-- BEGIN RECORDS FOR PROCESSING --
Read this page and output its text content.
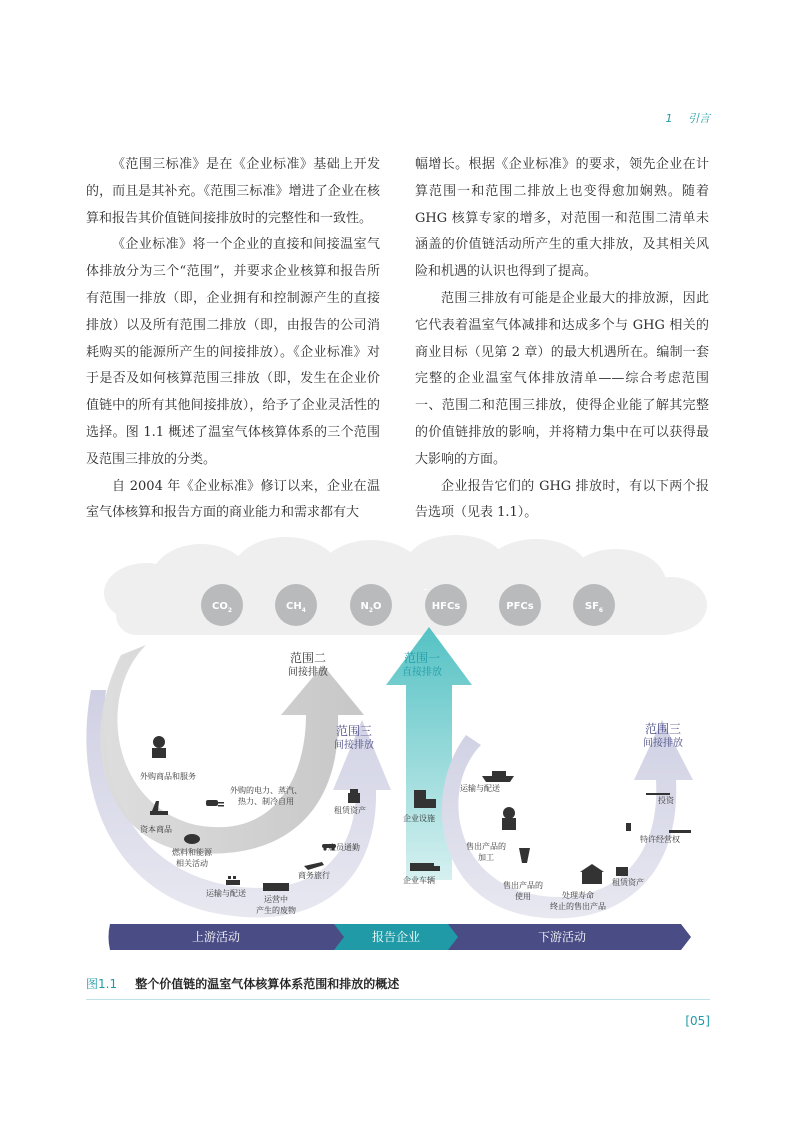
1 引言

《范围三标准》是在《企业标准》基础上开发的，而且是其补充。《范围三标准》增进了企业在核算和报告其价值链间接排放时的完整性和一致性。

《企业标准》将一个企业的直接和间接温室气体排放分为三个“范围”，并要求企业核算和报告所有范围一排放（即，企业拥有和控制源产生的直接排放）以及所有范围二排放（即，由报告的公司消耗购买的能源所产生的间接排放）。《企业标准》对于是否及如何核算范围三排放（即，发生在企业价值链中的所有其他间接排放），给予了企业灵活性的选择。图 1.1 概述了温室气体核算体系的三个范围及范围三排放的分类。

自 2004 年《企业标准》修订以来，企业在温室气体核算和报告方面的商业能力和需求都有大

幅增长。根据《企业标准》的要求，领先企业在计算范围一和范围二排放上也变得愈加娴熟。随着 GHG 核算专家的增多，对范围一和范围二清单未涵盖的价值链活动所产生的重大排放，及其相关风险和机遇的认识也得到了提高。

范围三排放有可能是企业最大的排放源，因此它代表着温室气体减排和达成多个与 GHG 相关的商业目标（见第 2 章）的最大机遇所在。编制一套完整的企业温室气体排放清单——综合考虑范围一、范围二和范围三排放，使得企业能了解其完整的价值链排放的影响，并将精力集中在可以获得最大影响的方面。

企业报告它们的 GHG 排放时，有以下两个报告选项（见表 1.1）。

$CO_2$	$CH_4$	$N_2O$	HFCs	PFCs	$SF_6$
范围二
间接排放
范围一
直接排放
范围三
间接排放
范围三
间接排放
外购商品和服务
外购的电力、蒸汽、
热力、制冷自用
资本商品
燃料和能源
相关活动
运输与配送
运营中
产生的废物
商务旅行
雇员通勤
租赁资产
企业设施
企业车辆
运输与配送
售出产品的
加工
售出产品的
使用	处理寿命
终止的售出产品
租赁资产
特许经营权
投资
上游活动	报告企业	下游活动
图1.1 整个价值链的温室气体核算体系范围和排放的概述
[05]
-- END RECORDS FOR PROCESSING --
### TASK
Leave the pictures out and write out every entry exactly as given.

### CORRECT OUTPUT
Read this page and output its text content.
1 引言

《范围三标准》是在《企业标准》基础上开发的，而且是其补充。《范围三标准》增进了企业在核算和报告其价值链间接排放时的完整性和一致性。

《企业标准》将一个企业的直接和间接温室气体排放分为三个“范围”，并要求企业核算和报告所有范围一排放（即，企业拥有和控制源产生的直接排放）以及所有范围二排放（即，由报告的公司消耗购买的能源所产生的间接排放）。《企业标准》对于是否及如何核算范围三排放（即，发生在企业价值链中的所有其他间接排放），给予了企业灵活性的选择。图 1.1 概述了温室气体核算体系的三个范围及范围三排放的分类。

自 2004 年《企业标准》修订以来，企业在温室气体核算和报告方面的商业能力和需求都有大

幅增长。根据《企业标准》的要求，领先企业在计算范围一和范围二排放上也变得愈加娴熟。随着 GHG 核算专家的增多，对范围一和范围二清单未涵盖的价值链活动所产生的重大排放，及其相关风险和机遇的认识也得到了提高。

范围三排放有可能是企业最大的排放源，因此它代表着温室气体减排和达成多个与 GHG 相关的商业目标（见第 2 章）的最大机遇所在。编制一套完整的企业温室气体排放清单——综合考虑范围一、范围二和范围三排放，使得企业能了解其完整的价值链排放的影响，并将精力集中在可以获得最大影响的方面。

企业报告它们的 GHG 排放时，有以下两个报告选项（见表 1.1）。

$CO_2$	$CH_4$	$N_2O$	HFCs	PFCs	$SF_6$
范围二
间接排放
范围一
直接排放
范围三
间接排放
范围三
间接排放
外购商品和服务
外购的电力、蒸汽、
热力、制冷自用
资本商品
燃料和能源
相关活动
运输与配送
运营中
产生的废物
商务旅行
雇员通勤
租赁资产
企业设施
企业车辆
运输与配送
售出产品的
加工
售出产品的
使用	处理寿命
终止的售出产品
租赁资产
特许经营权
投资
上游活动	报告企业	下游活动
图1.1 整个价值链的温室气体核算体系范围和排放的概述
[05]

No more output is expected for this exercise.